> **INSTRUCTIONS FOR THE TASK**
Output nothing but the number of lines that include the word "обработку".

___ PROVIDED DATA

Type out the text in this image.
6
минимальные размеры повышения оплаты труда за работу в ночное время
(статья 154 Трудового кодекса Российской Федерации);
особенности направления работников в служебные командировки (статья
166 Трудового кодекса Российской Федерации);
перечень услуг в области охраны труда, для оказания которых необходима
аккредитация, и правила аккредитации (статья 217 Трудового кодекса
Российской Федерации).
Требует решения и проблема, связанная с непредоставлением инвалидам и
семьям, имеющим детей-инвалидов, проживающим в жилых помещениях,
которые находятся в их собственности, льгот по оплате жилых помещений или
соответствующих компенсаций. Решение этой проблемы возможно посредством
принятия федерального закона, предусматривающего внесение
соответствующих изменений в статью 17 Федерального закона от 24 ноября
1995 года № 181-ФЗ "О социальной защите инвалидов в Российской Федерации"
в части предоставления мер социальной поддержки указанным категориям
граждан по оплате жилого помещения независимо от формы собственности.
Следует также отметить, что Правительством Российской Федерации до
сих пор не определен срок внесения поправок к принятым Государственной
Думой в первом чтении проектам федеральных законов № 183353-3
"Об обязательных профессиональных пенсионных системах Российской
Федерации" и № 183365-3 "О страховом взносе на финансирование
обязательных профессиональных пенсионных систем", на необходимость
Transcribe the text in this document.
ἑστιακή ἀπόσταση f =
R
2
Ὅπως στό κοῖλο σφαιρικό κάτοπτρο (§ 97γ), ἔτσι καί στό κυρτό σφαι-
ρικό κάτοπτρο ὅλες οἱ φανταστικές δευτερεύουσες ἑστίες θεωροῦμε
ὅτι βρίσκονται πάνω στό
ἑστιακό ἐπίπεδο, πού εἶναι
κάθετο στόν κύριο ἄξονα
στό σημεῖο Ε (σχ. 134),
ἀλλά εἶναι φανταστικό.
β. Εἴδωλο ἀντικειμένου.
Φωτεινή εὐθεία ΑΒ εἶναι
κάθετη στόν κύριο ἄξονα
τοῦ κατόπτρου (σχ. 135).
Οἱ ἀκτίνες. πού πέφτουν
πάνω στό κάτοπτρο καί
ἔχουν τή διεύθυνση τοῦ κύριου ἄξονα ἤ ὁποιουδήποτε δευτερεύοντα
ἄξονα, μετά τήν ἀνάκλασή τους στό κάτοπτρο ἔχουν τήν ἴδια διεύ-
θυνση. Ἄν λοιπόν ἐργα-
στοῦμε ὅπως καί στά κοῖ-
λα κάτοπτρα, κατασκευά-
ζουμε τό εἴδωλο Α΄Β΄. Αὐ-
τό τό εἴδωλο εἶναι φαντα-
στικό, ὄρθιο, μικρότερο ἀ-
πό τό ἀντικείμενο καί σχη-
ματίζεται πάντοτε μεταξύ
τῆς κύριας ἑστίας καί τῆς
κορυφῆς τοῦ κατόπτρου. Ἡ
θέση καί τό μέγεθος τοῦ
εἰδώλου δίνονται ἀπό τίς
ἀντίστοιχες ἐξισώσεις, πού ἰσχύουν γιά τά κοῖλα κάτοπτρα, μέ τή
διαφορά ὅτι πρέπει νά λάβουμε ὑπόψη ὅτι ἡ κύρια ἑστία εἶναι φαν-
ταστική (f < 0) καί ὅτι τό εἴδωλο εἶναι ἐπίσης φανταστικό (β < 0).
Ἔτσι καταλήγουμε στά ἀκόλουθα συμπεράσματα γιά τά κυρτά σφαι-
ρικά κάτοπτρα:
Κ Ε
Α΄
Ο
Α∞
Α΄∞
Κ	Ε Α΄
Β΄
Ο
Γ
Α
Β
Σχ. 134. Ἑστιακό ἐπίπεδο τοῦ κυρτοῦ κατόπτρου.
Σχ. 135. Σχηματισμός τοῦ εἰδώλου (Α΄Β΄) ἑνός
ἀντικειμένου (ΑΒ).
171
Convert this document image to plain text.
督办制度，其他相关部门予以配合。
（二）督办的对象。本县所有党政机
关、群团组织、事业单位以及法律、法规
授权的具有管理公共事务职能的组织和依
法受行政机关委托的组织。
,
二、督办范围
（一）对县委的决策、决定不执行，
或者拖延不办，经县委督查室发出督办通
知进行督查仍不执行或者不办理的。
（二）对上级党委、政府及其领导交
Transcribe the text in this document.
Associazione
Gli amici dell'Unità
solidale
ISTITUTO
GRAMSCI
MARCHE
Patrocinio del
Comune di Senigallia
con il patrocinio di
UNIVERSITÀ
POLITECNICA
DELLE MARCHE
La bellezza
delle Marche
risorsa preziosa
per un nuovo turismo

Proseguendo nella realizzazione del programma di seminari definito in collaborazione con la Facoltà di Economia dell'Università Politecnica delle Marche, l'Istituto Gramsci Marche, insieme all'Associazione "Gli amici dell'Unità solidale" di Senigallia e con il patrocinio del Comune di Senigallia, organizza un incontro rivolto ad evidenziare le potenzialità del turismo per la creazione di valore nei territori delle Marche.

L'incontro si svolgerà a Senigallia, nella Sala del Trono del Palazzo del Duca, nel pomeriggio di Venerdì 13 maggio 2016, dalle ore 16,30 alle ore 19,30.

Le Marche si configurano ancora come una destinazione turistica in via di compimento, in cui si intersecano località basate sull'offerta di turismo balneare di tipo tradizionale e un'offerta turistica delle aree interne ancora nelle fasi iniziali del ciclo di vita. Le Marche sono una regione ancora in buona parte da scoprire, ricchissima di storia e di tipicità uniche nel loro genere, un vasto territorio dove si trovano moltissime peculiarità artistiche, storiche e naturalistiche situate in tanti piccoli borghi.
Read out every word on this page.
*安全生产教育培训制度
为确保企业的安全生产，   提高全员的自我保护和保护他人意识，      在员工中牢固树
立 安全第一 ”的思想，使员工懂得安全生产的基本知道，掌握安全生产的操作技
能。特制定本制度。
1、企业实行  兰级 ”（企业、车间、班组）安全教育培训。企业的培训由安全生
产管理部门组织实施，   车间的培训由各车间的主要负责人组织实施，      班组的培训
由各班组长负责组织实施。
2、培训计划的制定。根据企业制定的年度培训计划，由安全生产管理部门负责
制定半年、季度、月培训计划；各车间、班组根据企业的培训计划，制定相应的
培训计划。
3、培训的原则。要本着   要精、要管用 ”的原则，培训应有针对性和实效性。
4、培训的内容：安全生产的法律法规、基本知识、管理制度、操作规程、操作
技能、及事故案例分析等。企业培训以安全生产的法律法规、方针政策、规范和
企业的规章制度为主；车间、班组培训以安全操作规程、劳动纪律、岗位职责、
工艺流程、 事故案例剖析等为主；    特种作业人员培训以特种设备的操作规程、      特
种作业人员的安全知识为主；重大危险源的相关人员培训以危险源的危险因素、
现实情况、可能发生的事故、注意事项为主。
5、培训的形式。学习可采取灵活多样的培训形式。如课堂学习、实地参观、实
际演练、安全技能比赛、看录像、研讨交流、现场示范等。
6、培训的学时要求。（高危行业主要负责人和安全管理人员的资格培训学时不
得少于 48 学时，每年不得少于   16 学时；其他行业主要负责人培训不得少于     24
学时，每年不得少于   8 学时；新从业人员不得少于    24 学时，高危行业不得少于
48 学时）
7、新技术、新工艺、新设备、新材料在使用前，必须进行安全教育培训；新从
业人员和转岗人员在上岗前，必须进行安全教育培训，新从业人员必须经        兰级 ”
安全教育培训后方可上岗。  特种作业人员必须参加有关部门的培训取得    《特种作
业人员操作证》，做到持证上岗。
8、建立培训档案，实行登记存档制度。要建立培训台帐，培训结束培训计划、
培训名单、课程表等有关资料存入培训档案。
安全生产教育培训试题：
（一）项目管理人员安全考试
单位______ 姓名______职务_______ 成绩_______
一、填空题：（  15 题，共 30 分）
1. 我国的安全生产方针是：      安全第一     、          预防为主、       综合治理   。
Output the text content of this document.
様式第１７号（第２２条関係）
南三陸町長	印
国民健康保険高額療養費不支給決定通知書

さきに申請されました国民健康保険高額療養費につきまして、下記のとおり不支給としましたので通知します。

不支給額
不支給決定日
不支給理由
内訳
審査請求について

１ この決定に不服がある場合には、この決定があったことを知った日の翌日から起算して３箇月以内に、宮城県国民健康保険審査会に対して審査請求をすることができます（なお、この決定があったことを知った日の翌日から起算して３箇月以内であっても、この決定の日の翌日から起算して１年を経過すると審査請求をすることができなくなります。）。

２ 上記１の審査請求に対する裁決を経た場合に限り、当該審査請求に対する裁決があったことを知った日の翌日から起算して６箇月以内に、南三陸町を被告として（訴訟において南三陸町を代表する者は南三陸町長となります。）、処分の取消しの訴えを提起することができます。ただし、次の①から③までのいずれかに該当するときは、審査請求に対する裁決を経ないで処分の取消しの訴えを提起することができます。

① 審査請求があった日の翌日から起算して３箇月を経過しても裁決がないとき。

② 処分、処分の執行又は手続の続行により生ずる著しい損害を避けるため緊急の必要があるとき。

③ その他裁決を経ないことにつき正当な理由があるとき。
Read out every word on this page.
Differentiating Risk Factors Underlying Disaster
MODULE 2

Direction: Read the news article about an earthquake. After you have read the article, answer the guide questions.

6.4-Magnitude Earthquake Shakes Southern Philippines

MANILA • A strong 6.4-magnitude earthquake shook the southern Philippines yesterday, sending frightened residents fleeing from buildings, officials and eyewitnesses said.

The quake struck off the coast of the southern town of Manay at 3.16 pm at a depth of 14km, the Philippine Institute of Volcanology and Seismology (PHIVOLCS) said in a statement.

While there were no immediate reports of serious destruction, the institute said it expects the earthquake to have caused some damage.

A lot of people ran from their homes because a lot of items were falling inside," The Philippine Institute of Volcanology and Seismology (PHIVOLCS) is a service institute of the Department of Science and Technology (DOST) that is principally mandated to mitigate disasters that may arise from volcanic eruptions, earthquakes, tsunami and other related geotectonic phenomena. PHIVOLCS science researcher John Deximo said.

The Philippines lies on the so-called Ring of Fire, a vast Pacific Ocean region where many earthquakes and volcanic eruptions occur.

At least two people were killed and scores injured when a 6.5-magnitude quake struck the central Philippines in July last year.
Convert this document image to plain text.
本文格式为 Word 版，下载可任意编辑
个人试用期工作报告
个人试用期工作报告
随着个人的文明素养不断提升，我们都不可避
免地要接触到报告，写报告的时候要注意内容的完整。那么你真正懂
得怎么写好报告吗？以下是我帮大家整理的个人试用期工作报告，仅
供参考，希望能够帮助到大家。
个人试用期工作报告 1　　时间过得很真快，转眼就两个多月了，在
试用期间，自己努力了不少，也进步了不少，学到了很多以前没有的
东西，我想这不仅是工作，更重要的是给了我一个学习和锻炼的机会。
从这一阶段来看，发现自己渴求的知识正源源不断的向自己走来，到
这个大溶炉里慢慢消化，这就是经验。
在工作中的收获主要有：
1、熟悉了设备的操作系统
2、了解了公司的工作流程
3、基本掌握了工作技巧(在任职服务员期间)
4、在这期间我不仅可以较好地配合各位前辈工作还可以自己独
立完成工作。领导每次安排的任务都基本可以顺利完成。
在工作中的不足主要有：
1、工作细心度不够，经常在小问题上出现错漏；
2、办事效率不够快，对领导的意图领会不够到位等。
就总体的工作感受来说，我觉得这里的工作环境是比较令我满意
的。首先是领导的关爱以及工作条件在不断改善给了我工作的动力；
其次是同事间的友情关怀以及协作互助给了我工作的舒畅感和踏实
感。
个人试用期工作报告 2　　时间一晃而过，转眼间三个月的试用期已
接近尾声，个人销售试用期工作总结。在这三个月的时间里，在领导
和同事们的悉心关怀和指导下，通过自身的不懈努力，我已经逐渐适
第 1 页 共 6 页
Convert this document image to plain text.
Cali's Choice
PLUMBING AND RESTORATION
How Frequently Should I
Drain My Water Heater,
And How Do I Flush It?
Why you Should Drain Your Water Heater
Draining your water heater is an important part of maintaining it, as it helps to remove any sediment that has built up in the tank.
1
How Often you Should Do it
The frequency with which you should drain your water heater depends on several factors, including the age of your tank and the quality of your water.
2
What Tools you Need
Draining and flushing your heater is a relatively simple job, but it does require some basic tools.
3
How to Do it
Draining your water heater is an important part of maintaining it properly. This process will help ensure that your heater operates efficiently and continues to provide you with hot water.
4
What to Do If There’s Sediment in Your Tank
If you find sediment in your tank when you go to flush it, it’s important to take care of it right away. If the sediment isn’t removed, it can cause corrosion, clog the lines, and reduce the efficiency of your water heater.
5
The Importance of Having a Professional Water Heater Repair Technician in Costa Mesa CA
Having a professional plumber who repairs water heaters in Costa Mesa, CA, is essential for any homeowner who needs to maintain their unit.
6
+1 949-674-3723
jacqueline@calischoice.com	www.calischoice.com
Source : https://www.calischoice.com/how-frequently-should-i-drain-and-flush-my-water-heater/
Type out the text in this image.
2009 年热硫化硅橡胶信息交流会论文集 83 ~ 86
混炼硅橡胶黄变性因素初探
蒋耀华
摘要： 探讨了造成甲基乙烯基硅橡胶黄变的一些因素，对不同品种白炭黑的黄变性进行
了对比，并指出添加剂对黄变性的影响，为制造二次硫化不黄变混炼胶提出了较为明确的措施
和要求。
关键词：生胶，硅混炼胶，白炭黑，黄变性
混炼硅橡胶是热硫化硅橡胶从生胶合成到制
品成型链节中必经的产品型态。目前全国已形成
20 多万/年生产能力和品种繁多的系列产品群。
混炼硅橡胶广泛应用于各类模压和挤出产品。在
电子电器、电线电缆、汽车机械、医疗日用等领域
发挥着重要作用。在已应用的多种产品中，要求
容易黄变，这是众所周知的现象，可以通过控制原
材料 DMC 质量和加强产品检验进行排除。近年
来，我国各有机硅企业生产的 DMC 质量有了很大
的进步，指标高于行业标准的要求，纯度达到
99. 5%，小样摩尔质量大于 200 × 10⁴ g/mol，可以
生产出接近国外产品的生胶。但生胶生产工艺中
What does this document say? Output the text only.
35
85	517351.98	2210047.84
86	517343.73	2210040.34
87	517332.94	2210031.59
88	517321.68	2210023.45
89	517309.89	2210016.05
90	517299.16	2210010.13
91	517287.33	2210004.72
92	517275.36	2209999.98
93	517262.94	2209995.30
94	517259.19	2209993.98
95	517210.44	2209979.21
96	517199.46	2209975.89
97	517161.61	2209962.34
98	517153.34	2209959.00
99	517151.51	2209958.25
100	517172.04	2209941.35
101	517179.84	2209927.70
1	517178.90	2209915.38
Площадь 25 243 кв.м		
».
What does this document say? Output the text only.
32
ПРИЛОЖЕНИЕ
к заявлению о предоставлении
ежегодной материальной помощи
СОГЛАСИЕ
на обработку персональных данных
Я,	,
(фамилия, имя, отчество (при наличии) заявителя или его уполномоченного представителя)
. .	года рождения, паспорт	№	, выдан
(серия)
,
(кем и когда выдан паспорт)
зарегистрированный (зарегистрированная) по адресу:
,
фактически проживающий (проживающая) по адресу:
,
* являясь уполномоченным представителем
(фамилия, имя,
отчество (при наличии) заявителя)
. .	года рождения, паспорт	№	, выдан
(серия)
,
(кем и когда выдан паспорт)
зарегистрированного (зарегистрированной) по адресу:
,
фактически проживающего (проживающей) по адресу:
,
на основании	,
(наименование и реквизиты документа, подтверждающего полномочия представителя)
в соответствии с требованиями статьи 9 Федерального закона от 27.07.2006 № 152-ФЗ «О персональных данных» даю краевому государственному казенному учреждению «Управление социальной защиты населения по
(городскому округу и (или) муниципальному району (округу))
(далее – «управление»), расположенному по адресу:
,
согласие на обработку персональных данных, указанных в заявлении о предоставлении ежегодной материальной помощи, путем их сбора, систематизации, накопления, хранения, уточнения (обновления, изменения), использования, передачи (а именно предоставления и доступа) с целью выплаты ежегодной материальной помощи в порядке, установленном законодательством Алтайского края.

______

> **SOLUTION TO THE PROBLEM**
2